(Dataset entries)
* Start *

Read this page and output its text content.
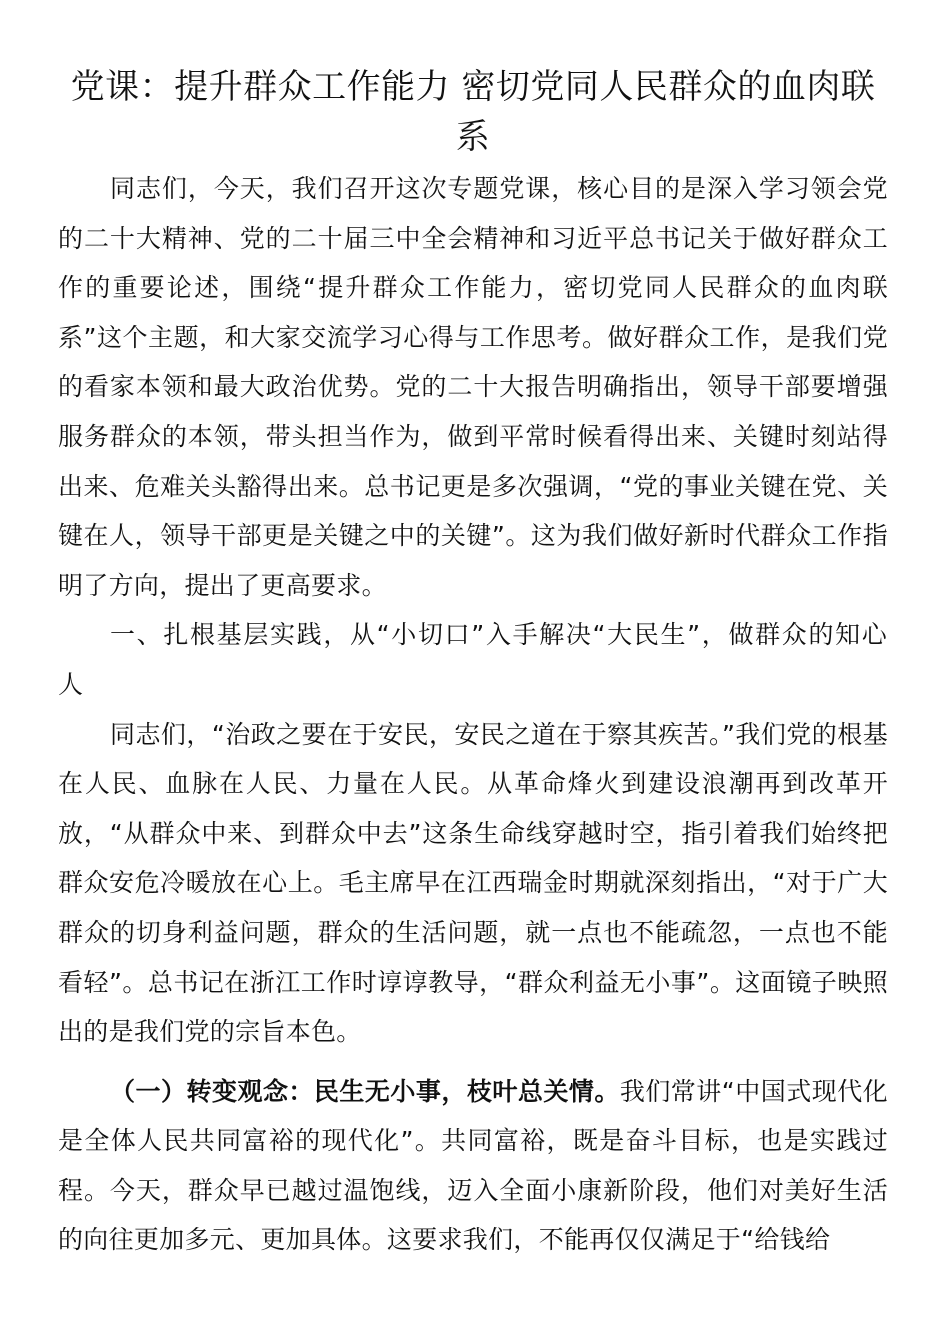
党课：提升群众工作能力 密切党同人民群众的血肉联系

同志们，今天，我们召开这次专题党课，核心目的是深入学习领会党的二十大精神、党的二十届三中全会精神和习近平总书记关于做好群众工作的重要论述，围绕“提升群众工作能力，密切党同人民群众的血肉联系”这个主题，和大家交流学习心得与工作思考。做好群众工作，是我们党的看家本领和最大政治优势。党的二十大报告明确指出，领导干部要增强服务群众的本领，带头担当作为，做到平常时候看得出来、关键时刻站得出来、危难关头豁得出来。总书记更是多次强调，“党的事业关键在党、关键在人，领导干部更是关键之中的关键”。这为我们做好新时代群众工作指明了方向，提出了更高要求。

一、扎根基层实践，从“小切口”入手解决“大民生”，做群众的知心人

同志们，“治政之要在于安民，安民之道在于察其疾苦。”我们党的根基在人民、血脉在人民、力量在人民。从革命烽火到建设浪潮再到改革开放，“从群众中来、到群众中去”这条生命线穿越时空，指引着我们始终把群众安危冷暖放在心上。毛主席早在江西瑞金时期就深刻指出，“对于广大群众的切身利益问题，群众的生活问题，就一点也不能疏忽，一点也不能看轻”。总书记在浙江工作时谆谆教导，“群众利益无小事”。这面镜子映照出的是我们党的宗旨本色。

（一）转变观念：民生无小事，枝叶总关情。我们常讲“中国式现代化是全体人民共同富裕的现代化”。共同富裕，既是奋斗目标，也是实践过程。今天，群众早已越过温饱线，迈入全面小康新阶段，他们对美好生活的向往更加多元、更加具体。这要求我们，不能再仅仅满足于“给钱给
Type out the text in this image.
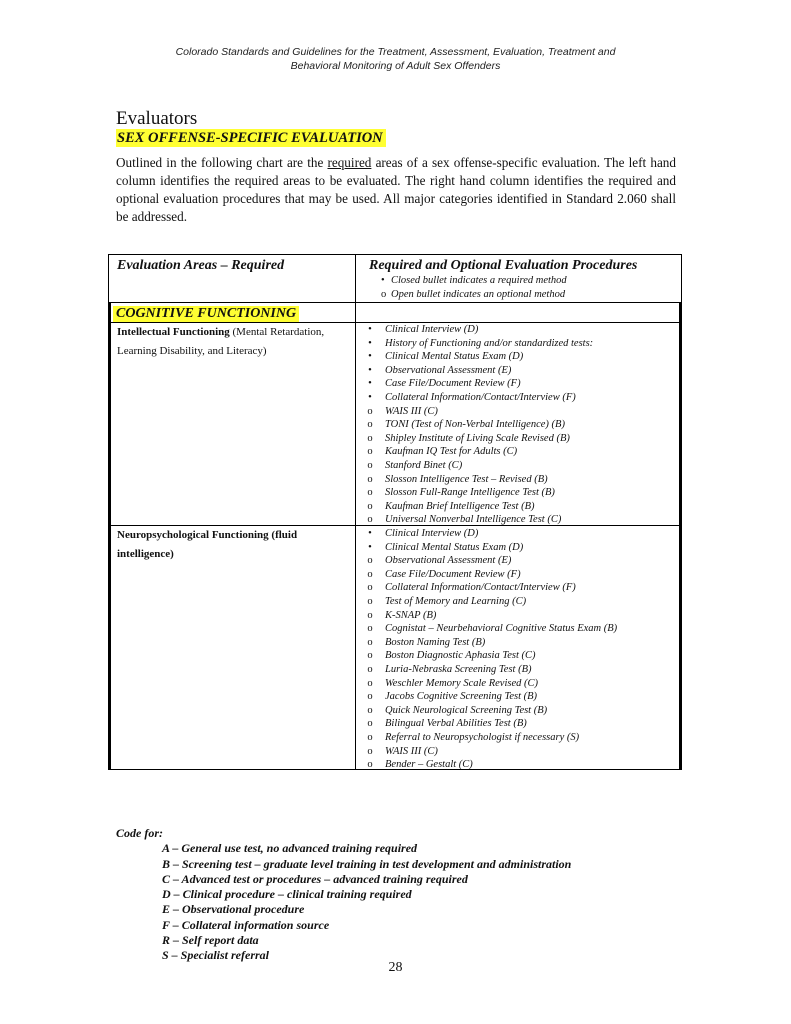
Colorado Standards and Guidelines for the Treatment, Assessment, Evaluation, Treatment and
Behavioral Monitoring of Adult Sex Offenders
Evaluators
SEX OFFENSE-SPECIFIC EVALUATION
Outlined in the following chart are the required areas of a sex offense-specific evaluation. The left hand column identifies the required areas to be evaluated. The right hand column identifies the required and optional evaluation procedures that may be used. All major categories identified in Standard 2.060 shall be addressed.
Evaluation Areas – Required	Required and Optional Evaluation Procedures
• Closed bullet indicates a required method
o Open bullet indicates an optional method
COGNITIVE FUNCTIONING
Intellectual Functioning (Mental Retardation, Learning Disability, and Literacy)
•	Clinical Interview (D)
•	History of Functioning and/or standardized tests:
•	Clinical Mental Status Exam (D)
•	Observational Assessment (E)
•	Case File/Document Review (F)
•	Collateral Information/Contact/Interview (F)
o	WAIS III (C)
o	TONI (Test of Non-Verbal Intelligence) (B)
o	Shipley Institute of Living Scale Revised (B)
o	Kaufman IQ Test for Adults (C)
o	Stanford Binet (C)
o	Slosson Intelligence Test – Revised (B)
o	Slosson Full-Range Intelligence Test (B)
o	Kaufman Brief Intelligence Test (B)
o	Universal Nonverbal Intelligence Test (C)
Neuropsychological Functioning (fluid intelligence)
•	Clinical Interview (D)
•	Clinical Mental Status Exam (D)
o	Observational Assessment (E)
o	Case File/Document Review (F)
o	Collateral Information/Contact/Interview (F)
o	Test of Memory and Learning (C)
o	K-SNAP (B)
o	Cognistat – Neurbehavioral Cognitive Status Exam (B)
o	Boston Naming Test (B)
o	Boston Diagnostic Aphasia Test (C)
o	Luria-Nebraska Screening Test (B)
o	Weschler Memory Scale Revised (C)
o	Jacobs Cognitive Screening Test (B)
o	Quick Neurological Screening Test (B)
o	Bilingual Verbal Abilities Test (B)
o	Referral to Neuropsychologist if necessary (S)
o	WAIS III (C)
o	Bender – Gestalt (C)
Code for:
A – General use test, no advanced training required
B – Screening test – graduate level training in test development and administration
C – Advanced test or procedures – advanced training required
D – Clinical procedure – clinical training required
E – Observational procedure
F – Collateral information source
R – Self report data
S – Specialist referral
28
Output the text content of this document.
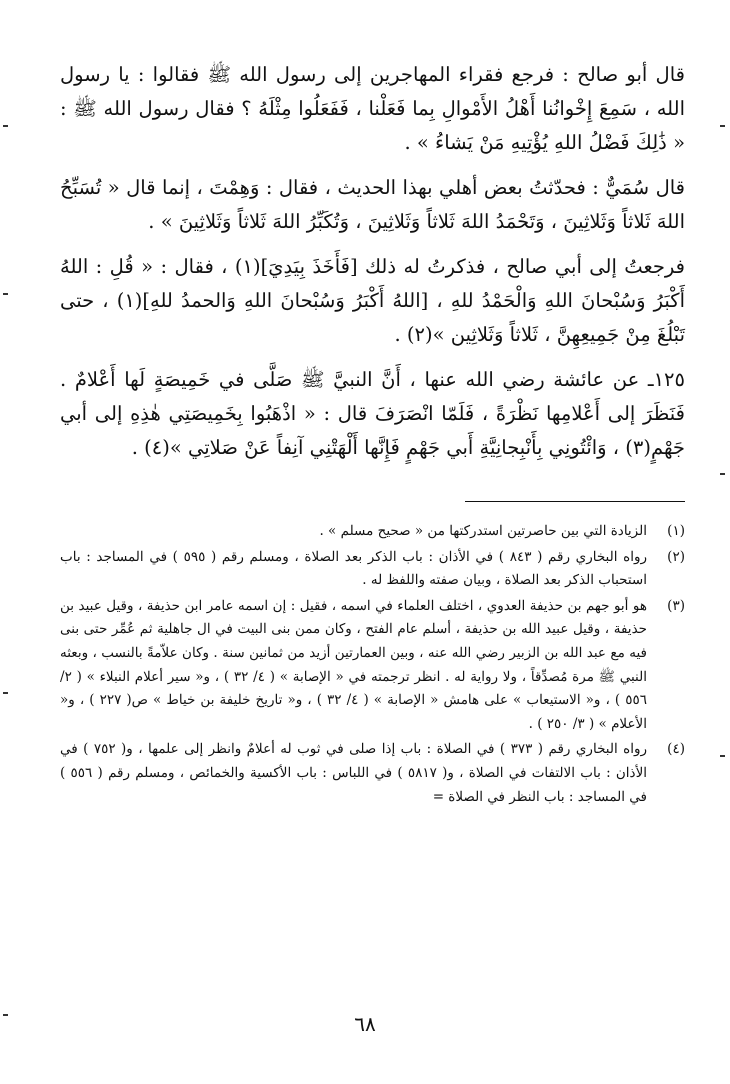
قال أبو صالح : فرجع فقراء المهاجرين إلى رسول الله ﷺ فقالوا : يا رسول الله ، سَمِعَ إِخْوانُنا أَهْلُ الأَمْوالِ بِما فَعَلْنا ، فَفَعَلُوا مِثْلَهُ ؟ فقال رسول الله ﷺ : « ذَٰلِكَ فَضْلُ اللهِ يُؤْتِيهِ مَنْ يَشاءُ » .

قال سُمَيٌّ : فحدّثتُ بعض أهلي بهذا الحديث ، فقال : وَهِمْتَ ، إنما قال « تُسَبِّحُ اللهَ ثَلاثاً وَثَلاثِينَ ، وَتَحْمَدُ اللهَ ثَلاثاً وَثَلاثِينَ ، وَتُكَبِّرُ اللهَ ثَلاثاً وَثَلاثِينَ » .

فرجعتُ إلى أبي صالح ، فذكرتُ له ذلك [فَأَخَذَ بِيَدِيَ](١) ، فقال : « قُلِ : اللهُ أَكْبَرُ وَسُبْحانَ اللهِ وَالْحَمْدُ للهِ ، [اللهُ أَكْبَرُ وَسُبْحانَ اللهِ وَالحمدُ للهِ](١) ، حتى تَبْلُغَ مِنْ جَمِيعِهِنَّ ، ثَلاثاً وَثَلاثِين »(٢) .

١٢٥ـ عن عائشة رضي الله عنها ، أَنَّ النبيَّ ﷺ صَلَّى في خَمِيصَةٍ لَها أَعْلامٌ . فَنَظَرَ إلى أَعْلامِها نَظْرَةً ، فَلَمّا انْصَرَفَ قال : « اذْهَبُوا بِخَمِيصَتِي هٰذِهِ إلى أبي جَهْمٍ(٣) ، وَائْتُونِي بِأَنْبِجانِيَّةِ أَبي جَهْمٍ فَإِنَّها أَلْهَتْنِي آنِفاً عَنْ صَلاتِي »(٤) .

(١)
الزيادة التي بين حاصرتين استدركتها من « صحيح مسلم » .
(٢)
رواه البخاري رقم ( ٨٤٣ ) في الأذان : باب الذكر بعد الصلاة ، ومسلم رقم ( ٥٩٥ ) في المساجد : باب استحباب الذكر بعد الصلاة ، وبيان صفته واللفظ له .
(٣)
هو أبو جهم بن حذيفة العدوي ، اختلف العلماء في اسمه ، فقيل : إن اسمه عامر ابن حذيفة ، وقيل عبيد بن حذيفة ، وقيل عبيد الله بن حذيفة ، أسلم عام الفتح ، وكان ممن بنى البيت في ال جاهلية ثم عُمِّر حتى بنى فيه مع عبد الله بن الزبير رضي الله عنه ، وبين العمارتين أزيد من ثمانين سنة . وكان علاّمةً بالنسب ، وبعثه النبي ﷺ مرة مُصدِّقاً ، ولا رواية له . انظر ترجمته في « الإصابة » ( ٤/ ٣٢ ) ، و« سير أعلام النبلاء » ( ٢/ ٥٥٦ ) ، و« الاستيعاب » على هامش « الإصابة » ( ٤/ ٣٢ ) ، و« تاريخ خليفة بن خياط » ص( ٢٢٧ ) ، و« الأعلام » ( ٣/ ٢٥٠ ) .
(٤)
رواه البخاري رقم ( ٣٧٣ ) في الصلاة : باب إذا صلى في ثوب له أعلامٌ وانظر إلى علمها ، و( ٧٥٢ ) في الأذان : باب الالتفات في الصلاة ، و( ٥٨١٧ ) في اللباس : باب الأكسية والخمائص ، ومسلم رقم ( ٥٥٦ ) في المساجد : باب النظر في الصلاة =
٦٨
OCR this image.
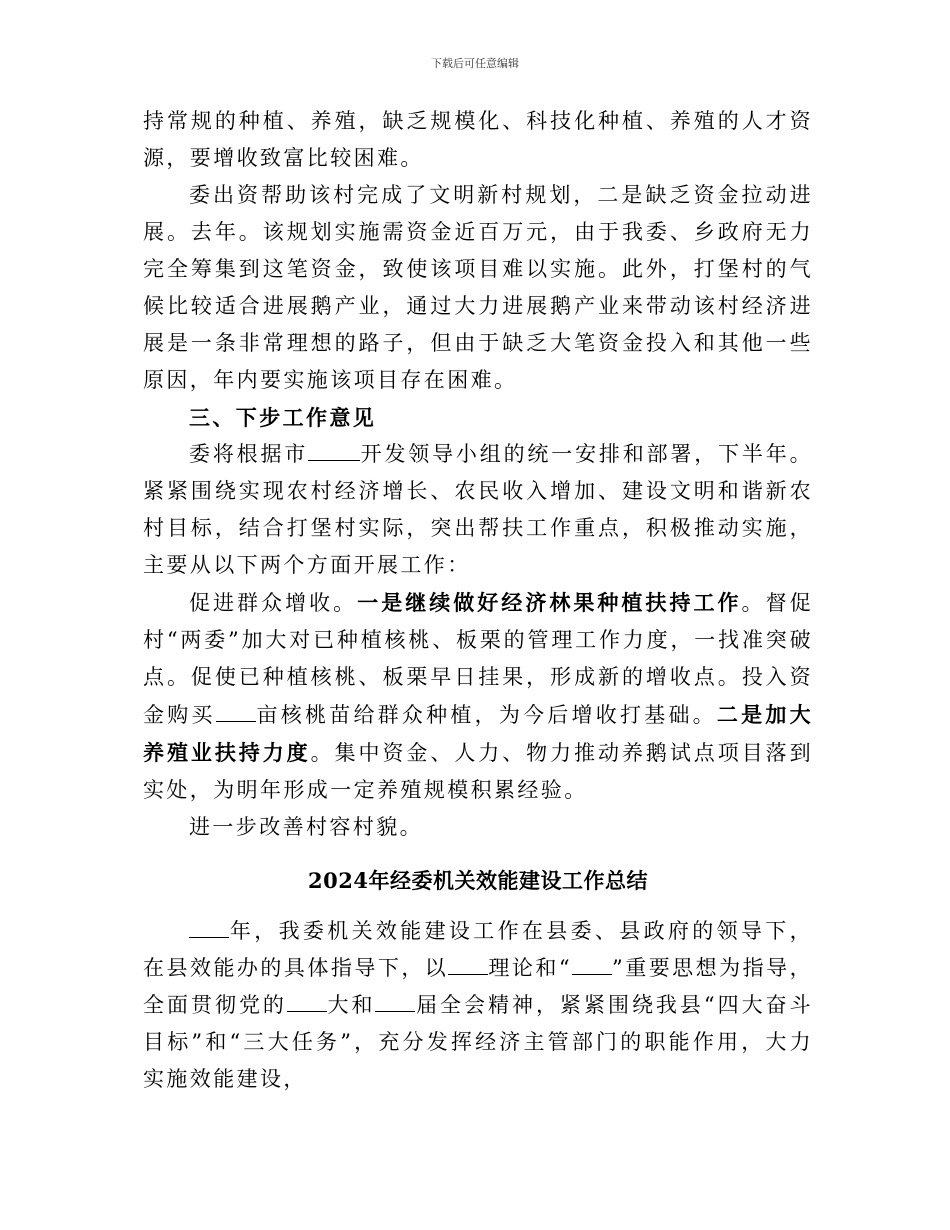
下载后可任意编辑

持常规的种植、养殖，缺乏规模化、科技化种植、养殖的人才资源，要增收致富比较困难。

委出资帮助该村完成了文明新村规划，二是缺乏资金拉动进展。去年。该规划实施需资金近百万元，由于我委、乡政府无力完全筹集到这笔资金，致使该项目难以实施。此外，打堡村的气候比较适合进展鹅产业，通过大力进展鹅产业来带动该村经济进展是一条非常理想的路子，但由于缺乏大笔资金投入和其他一些原因，年内要实施该项目存在困难。

三、下步工作意见

委将根据市 开发领导小组的统一安排和部署，下半年。紧紧围绕实现农村经济增长、农民收入增加、建设文明和谐新农村目标，结合打堡村实际，突出帮扶工作重点，积极推动实施，主要从以下两个方面开展工作：

促进群众增收。一是继续做好经济林果种植扶持工作。督促村“两委”加大对已种植核桃、板栗的管理工作力度，一找准突破点。促使已种植核桃、板栗早日挂果，形成新的增收点。投入资金购买 亩核桃苗给群众种植，为今后增收打基础。二是加大养殖业扶持力度。集中资金、人力、物力推动养鹅试点项目落到实处，为明年形成一定养殖规模积累经验。

进一步改善村容村貌。

2024年经委机关效能建设工作总结

年，我委机关效能建设工作在县委、县政府的领导下，在县效能办的具体指导下，以 理论和“ ”重要思想为指导，全面贯彻党的 大和 届全会精神，紧紧围绕我县“四大奋斗目标”和“三大任务”，充分发挥经济主管部门的职能作用，大力实施效能建设，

* End *

■ What is needed ■
Search the entries for the word "Interview" and copy every line that has it.

■ Solution to this problem ■
•	Clinical Interview (D)
•	Collateral Information/Contact/Interview (F)
•	Clinical Interview (D)
o	Collateral Information/Contact/Interview (F)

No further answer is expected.